▶ _Aim_
Say how many lines of the material below contain the word "Expert", with no other words.

•••••

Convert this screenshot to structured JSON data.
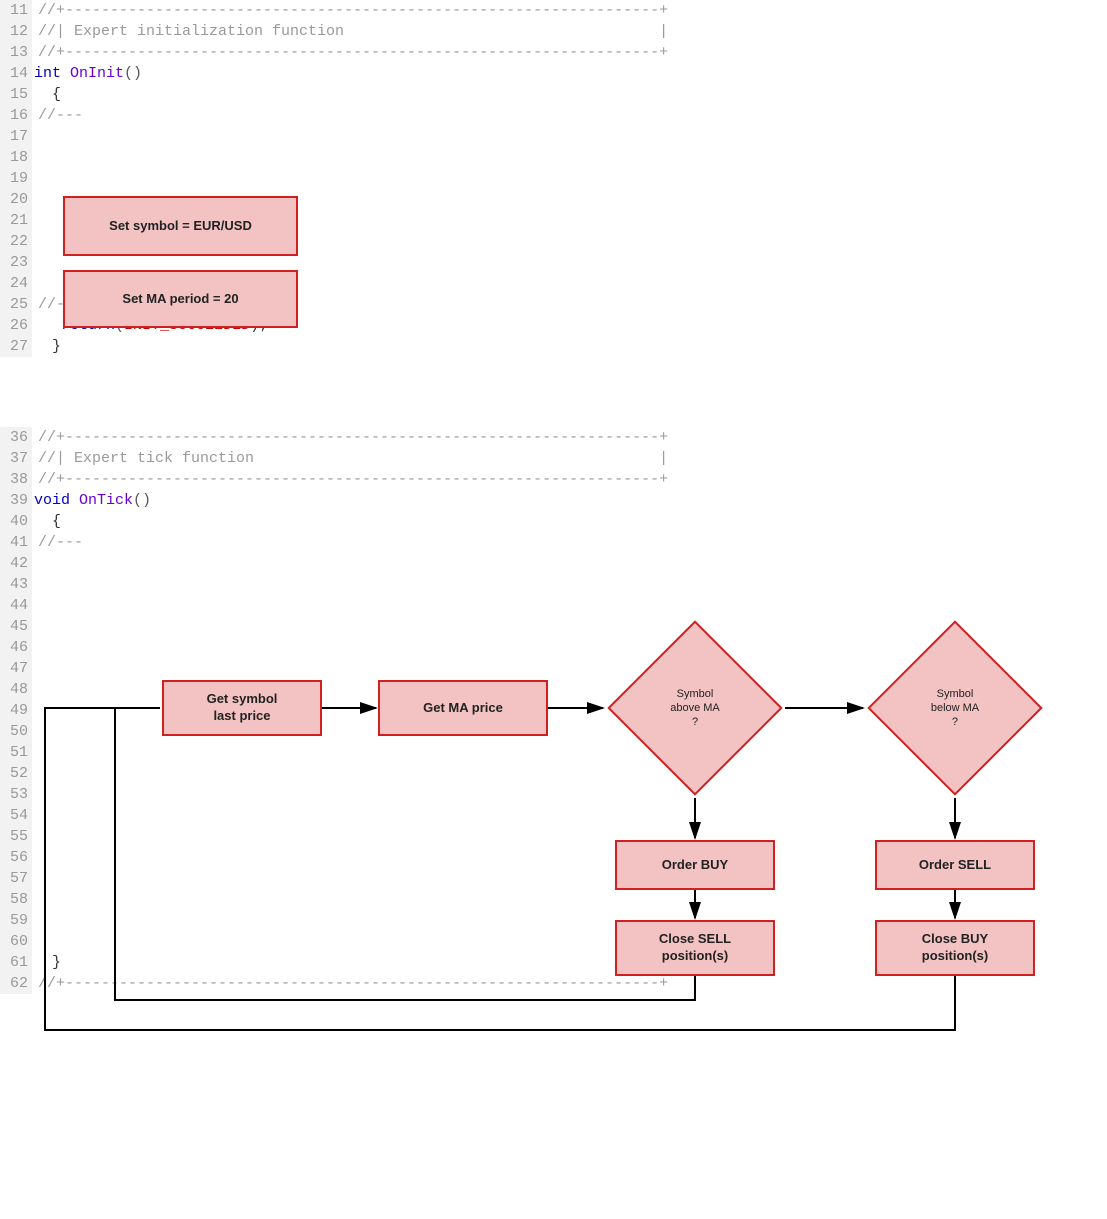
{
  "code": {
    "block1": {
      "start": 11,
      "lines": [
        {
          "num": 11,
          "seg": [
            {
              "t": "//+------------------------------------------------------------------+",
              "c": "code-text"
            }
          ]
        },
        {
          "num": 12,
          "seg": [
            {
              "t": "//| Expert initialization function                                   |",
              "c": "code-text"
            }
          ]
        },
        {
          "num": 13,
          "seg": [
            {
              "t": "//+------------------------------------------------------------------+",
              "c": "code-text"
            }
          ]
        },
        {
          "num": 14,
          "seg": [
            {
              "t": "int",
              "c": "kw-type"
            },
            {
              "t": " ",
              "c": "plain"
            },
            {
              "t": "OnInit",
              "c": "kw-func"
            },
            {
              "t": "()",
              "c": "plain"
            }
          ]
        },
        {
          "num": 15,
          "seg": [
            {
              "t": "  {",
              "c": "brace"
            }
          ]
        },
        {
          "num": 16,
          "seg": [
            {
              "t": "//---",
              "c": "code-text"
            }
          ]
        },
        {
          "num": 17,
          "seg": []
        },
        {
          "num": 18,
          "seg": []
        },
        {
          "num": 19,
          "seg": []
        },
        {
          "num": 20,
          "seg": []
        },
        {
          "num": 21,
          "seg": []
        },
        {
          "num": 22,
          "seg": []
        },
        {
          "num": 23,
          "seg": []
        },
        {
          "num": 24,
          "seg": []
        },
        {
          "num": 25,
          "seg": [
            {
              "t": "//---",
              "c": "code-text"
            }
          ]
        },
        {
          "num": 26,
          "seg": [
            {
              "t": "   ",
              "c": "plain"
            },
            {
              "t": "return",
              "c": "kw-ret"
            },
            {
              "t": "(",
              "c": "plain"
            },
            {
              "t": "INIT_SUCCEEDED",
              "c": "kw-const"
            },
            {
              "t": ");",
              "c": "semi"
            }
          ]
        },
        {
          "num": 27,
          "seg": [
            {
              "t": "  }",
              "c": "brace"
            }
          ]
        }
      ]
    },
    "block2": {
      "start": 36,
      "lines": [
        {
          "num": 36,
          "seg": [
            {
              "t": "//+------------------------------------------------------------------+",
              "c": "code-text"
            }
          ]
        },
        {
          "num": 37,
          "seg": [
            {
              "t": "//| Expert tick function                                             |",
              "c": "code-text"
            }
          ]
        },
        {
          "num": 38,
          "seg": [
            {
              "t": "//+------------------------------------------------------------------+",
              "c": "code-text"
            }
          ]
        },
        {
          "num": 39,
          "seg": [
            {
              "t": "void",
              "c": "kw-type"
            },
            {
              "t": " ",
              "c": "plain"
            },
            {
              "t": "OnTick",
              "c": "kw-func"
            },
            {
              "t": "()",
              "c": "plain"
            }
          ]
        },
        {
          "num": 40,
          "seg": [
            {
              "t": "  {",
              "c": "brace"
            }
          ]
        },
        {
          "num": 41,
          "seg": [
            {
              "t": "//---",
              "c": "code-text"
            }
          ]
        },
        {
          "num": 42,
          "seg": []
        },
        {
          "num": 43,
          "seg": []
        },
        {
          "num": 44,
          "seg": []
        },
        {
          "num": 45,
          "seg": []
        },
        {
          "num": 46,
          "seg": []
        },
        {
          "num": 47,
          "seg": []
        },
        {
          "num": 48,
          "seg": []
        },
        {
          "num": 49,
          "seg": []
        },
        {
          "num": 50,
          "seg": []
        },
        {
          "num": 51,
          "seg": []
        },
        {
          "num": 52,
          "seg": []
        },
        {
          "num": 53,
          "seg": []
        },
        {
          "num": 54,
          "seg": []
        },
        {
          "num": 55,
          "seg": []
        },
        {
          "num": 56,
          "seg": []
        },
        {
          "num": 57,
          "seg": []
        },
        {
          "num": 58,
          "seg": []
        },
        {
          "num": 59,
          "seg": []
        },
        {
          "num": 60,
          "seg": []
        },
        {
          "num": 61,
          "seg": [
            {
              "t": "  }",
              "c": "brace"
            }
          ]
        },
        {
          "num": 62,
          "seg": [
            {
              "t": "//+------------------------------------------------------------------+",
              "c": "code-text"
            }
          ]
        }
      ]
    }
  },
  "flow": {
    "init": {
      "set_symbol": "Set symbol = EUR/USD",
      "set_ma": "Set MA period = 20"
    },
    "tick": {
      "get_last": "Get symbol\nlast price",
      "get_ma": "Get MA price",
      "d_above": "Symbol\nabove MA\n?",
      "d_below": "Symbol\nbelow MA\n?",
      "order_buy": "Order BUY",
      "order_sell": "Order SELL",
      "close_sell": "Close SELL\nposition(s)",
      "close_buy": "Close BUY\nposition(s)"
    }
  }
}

•••••

▶ _Result of this exercise_
2